# EXERCISE DETAILS:
Skip every image and restate the data word for word.

# RECORD EXCERPTS:
▬▬▬▬▬▬▬▬▬▬
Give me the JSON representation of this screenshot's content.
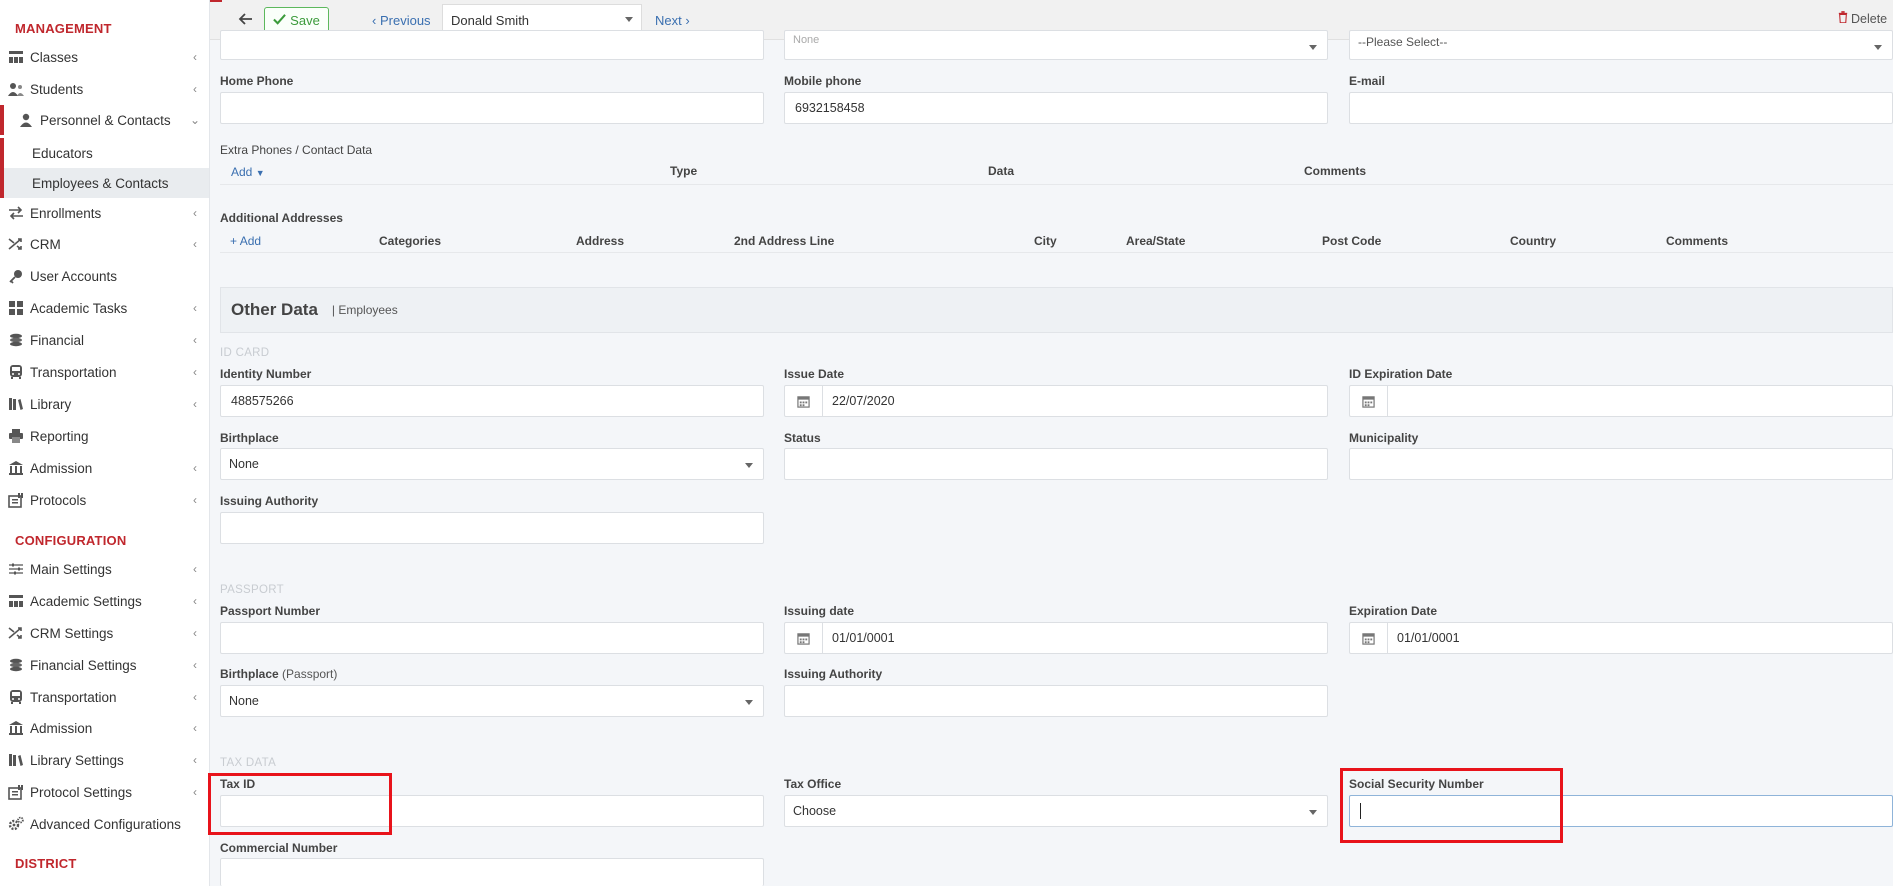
{
  "sidebar": {
    "management_title": "MANAGEMENT",
    "configuration_title": "CONFIGURATION",
    "district_title": "DISTRICT",
    "management_items": [
      {
        "label": "Classes",
        "icon": "classes-icon"
      },
      {
        "label": "Students",
        "icon": "students-icon"
      },
      {
        "label": "Personnel & Contacts",
        "icon": "person-icon"
      },
      {
        "label": "Enrollments",
        "icon": "arrows-icon"
      },
      {
        "label": "CRM",
        "icon": "shuffle-icon"
      },
      {
        "label": "User Accounts",
        "icon": "key-icon"
      },
      {
        "label": "Academic Tasks",
        "icon": "grid-icon"
      },
      {
        "label": "Financial",
        "icon": "coins-icon"
      },
      {
        "label": "Transportation",
        "icon": "bus-icon"
      },
      {
        "label": "Library",
        "icon": "books-icon"
      },
      {
        "label": "Reporting",
        "icon": "printer-icon"
      },
      {
        "label": "Admission",
        "icon": "institution-icon"
      },
      {
        "label": "Protocols",
        "icon": "archive-icon"
      }
    ],
    "personnel_sub": [
      "Educators",
      "Employees & Contacts"
    ],
    "configuration_items": [
      {
        "label": "Main Settings",
        "icon": "sliders-icon"
      },
      {
        "label": "Academic Settings",
        "icon": "classes-icon"
      },
      {
        "label": "CRM Settings",
        "icon": "shuffle-icon"
      },
      {
        "label": "Financial Settings",
        "icon": "coins-icon"
      },
      {
        "label": "Transportation",
        "icon": "bus-icon"
      },
      {
        "label": "Admission",
        "icon": "institution-icon"
      },
      {
        "label": "Library Settings",
        "icon": "books-icon"
      },
      {
        "label": "Protocol Settings",
        "icon": "archive-icon"
      },
      {
        "label": "Advanced Configurations",
        "icon": "gears-icon"
      }
    ]
  },
  "toolbar": {
    "save_label": "Save",
    "previous_label": "Previous",
    "person_selected": "Donald Smith",
    "next_label": "Next",
    "delete_label": "Delete"
  },
  "top_partial": {
    "middle_value": "None",
    "right_value": "--Please Select--"
  },
  "contact": {
    "home_phone_label": "Home Phone",
    "home_phone_value": "",
    "mobile_phone_label": "Mobile phone",
    "mobile_phone_value": "6932158458",
    "email_label": "E-mail",
    "email_value": ""
  },
  "extra_phones": {
    "title": "Extra Phones / Contact Data",
    "add_label": "Add",
    "columns": [
      "Type",
      "Data",
      "Comments"
    ]
  },
  "addresses": {
    "title": "Additional Addresses",
    "add_label": "Add",
    "columns": [
      "Categories",
      "Address",
      "2nd Address Line",
      "City",
      "Area/State",
      "Post Code",
      "Country",
      "Comments"
    ]
  },
  "other_data": {
    "title": "Other Data",
    "subtitle": "| Employees"
  },
  "id_card": {
    "caption": "ID CARD",
    "identity_number_label": "Identity Number",
    "identity_number_value": "488575266",
    "issue_date_label": "Issue Date",
    "issue_date_value": "22/07/2020",
    "id_expiration_label": "ID Expiration Date",
    "id_expiration_value": "",
    "birthplace_label": "Birthplace",
    "birthplace_value": "None",
    "status_label": "Status",
    "status_value": "",
    "municipality_label": "Municipality",
    "municipality_value": "",
    "issuing_authority_label": "Issuing Authority",
    "issuing_authority_value": ""
  },
  "passport": {
    "caption": "PASSPORT",
    "passport_number_label": "Passport Number",
    "passport_number_value": "",
    "issuing_date_label": "Issuing date",
    "issuing_date_value": "01/01/0001",
    "expiration_label": "Expiration Date",
    "expiration_value": "01/01/0001",
    "birthplace_label": "Birthplace",
    "birthplace_suffix": "(Passport)",
    "birthplace_value": "None",
    "issuing_authority_label": "Issuing Authority",
    "issuing_authority_value": ""
  },
  "tax": {
    "caption": "TAX DATA",
    "tax_id_label": "Tax ID",
    "tax_id_value": "",
    "tax_office_label": "Tax Office",
    "tax_office_value": "Choose",
    "ssn_label": "Social Security Number",
    "ssn_value": "",
    "commercial_number_label": "Commercial Number",
    "commercial_number_value": ""
  },
  "colors": {
    "accent_red": "#c0272d",
    "highlight_red": "#e8131b",
    "save_green": "#5cb85c",
    "link_blue": "#3a6fb0"
  }
}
▬▬▬▬▬▬▬▬▬▬
# RESULT BELOW:
Give me the JSON representation of this screenshot's content.
{
  "sidebar": {
    "management_title": "MANAGEMENT",
    "configuration_title": "CONFIGURATION",
    "district_title": "DISTRICT",
    "management_items": [
      {
        "label": "Classes",
        "icon": "classes-icon"
      },
      {
        "label": "Students",
        "icon": "students-icon"
      },
      {
        "label": "Personnel & Contacts",
        "icon": "person-icon"
      },
      {
        "label": "Enrollments",
        "icon": "arrows-icon"
      },
      {
        "label": "CRM",
        "icon": "shuffle-icon"
      },
      {
        "label": "User Accounts",
        "icon": "key-icon"
      },
      {
        "label": "Academic Tasks",
        "icon": "grid-icon"
      },
      {
        "label": "Financial",
        "icon": "coins-icon"
      },
      {
        "label": "Transportation",
        "icon": "bus-icon"
      },
      {
        "label": "Library",
        "icon": "books-icon"
      },
      {
        "label": "Reporting",
        "icon": "printer-icon"
      },
      {
        "label": "Admission",
        "icon": "institution-icon"
      },
      {
        "label": "Protocols",
        "icon": "archive-icon"
      }
    ],
    "personnel_sub": [
      "Educators",
      "Employees & Contacts"
    ],
    "configuration_items": [
      {
        "label": "Main Settings",
        "icon": "sliders-icon"
      },
      {
        "label": "Academic Settings",
        "icon": "classes-icon"
      },
      {
        "label": "CRM Settings",
        "icon": "shuffle-icon"
      },
      {
        "label": "Financial Settings",
        "icon": "coins-icon"
      },
      {
        "label": "Transportation",
        "icon": "bus-icon"
      },
      {
        "label": "Admission",
        "icon": "institution-icon"
      },
      {
        "label": "Library Settings",
        "icon": "books-icon"
      },
      {
        "label": "Protocol Settings",
        "icon": "archive-icon"
      },
      {
        "label": "Advanced Configurations",
        "icon": "gears-icon"
      }
    ]
  },
  "toolbar": {
    "save_label": "Save",
    "previous_label": "Previous",
    "person_selected": "Donald Smith",
    "next_label": "Next",
    "delete_label": "Delete"
  },
  "top_partial": {
    "middle_value": "None",
    "right_value": "--Please Select--"
  },
  "contact": {
    "home_phone_label": "Home Phone",
    "home_phone_value": "",
    "mobile_phone_label": "Mobile phone",
    "mobile_phone_value": "6932158458",
    "email_label": "E-mail",
    "email_value": ""
  },
  "extra_phones": {
    "title": "Extra Phones / Contact Data",
    "add_label": "Add",
    "columns": [
      "Type",
      "Data",
      "Comments"
    ]
  },
  "addresses": {
    "title": "Additional Addresses",
    "add_label": "Add",
    "columns": [
      "Categories",
      "Address",
      "2nd Address Line",
      "City",
      "Area/State",
      "Post Code",
      "Country",
      "Comments"
    ]
  },
  "other_data": {
    "title": "Other Data",
    "subtitle": "| Employees"
  },
  "id_card": {
    "caption": "ID CARD",
    "identity_number_label": "Identity Number",
    "identity_number_value": "488575266",
    "issue_date_label": "Issue Date",
    "issue_date_value": "22/07/2020",
    "id_expiration_label": "ID Expiration Date",
    "id_expiration_value": "",
    "birthplace_label": "Birthplace",
    "birthplace_value": "None",
    "status_label": "Status",
    "status_value": "",
    "municipality_label": "Municipality",
    "municipality_value": "",
    "issuing_authority_label": "Issuing Authority",
    "issuing_authority_value": ""
  },
  "passport": {
    "caption": "PASSPORT",
    "passport_number_label": "Passport Number",
    "passport_number_value": "",
    "issuing_date_label": "Issuing date",
    "issuing_date_value": "01/01/0001",
    "expiration_label": "Expiration Date",
    "expiration_value": "01/01/0001",
    "birthplace_label": "Birthplace",
    "birthplace_suffix": "(Passport)",
    "birthplace_value": "None",
    "issuing_authority_label": "Issuing Authority",
    "issuing_authority_value": ""
  },
  "tax": {
    "caption": "TAX DATA",
    "tax_id_label": "Tax ID",
    "tax_id_value": "",
    "tax_office_label": "Tax Office",
    "tax_office_value": "Choose",
    "ssn_label": "Social Security Number",
    "ssn_value": "",
    "commercial_number_label": "Commercial Number",
    "commercial_number_value": ""
  },
  "colors": {
    "accent_red": "#c0272d",
    "highlight_red": "#e8131b",
    "save_green": "#5cb85c",
    "link_blue": "#3a6fb0"
  }
}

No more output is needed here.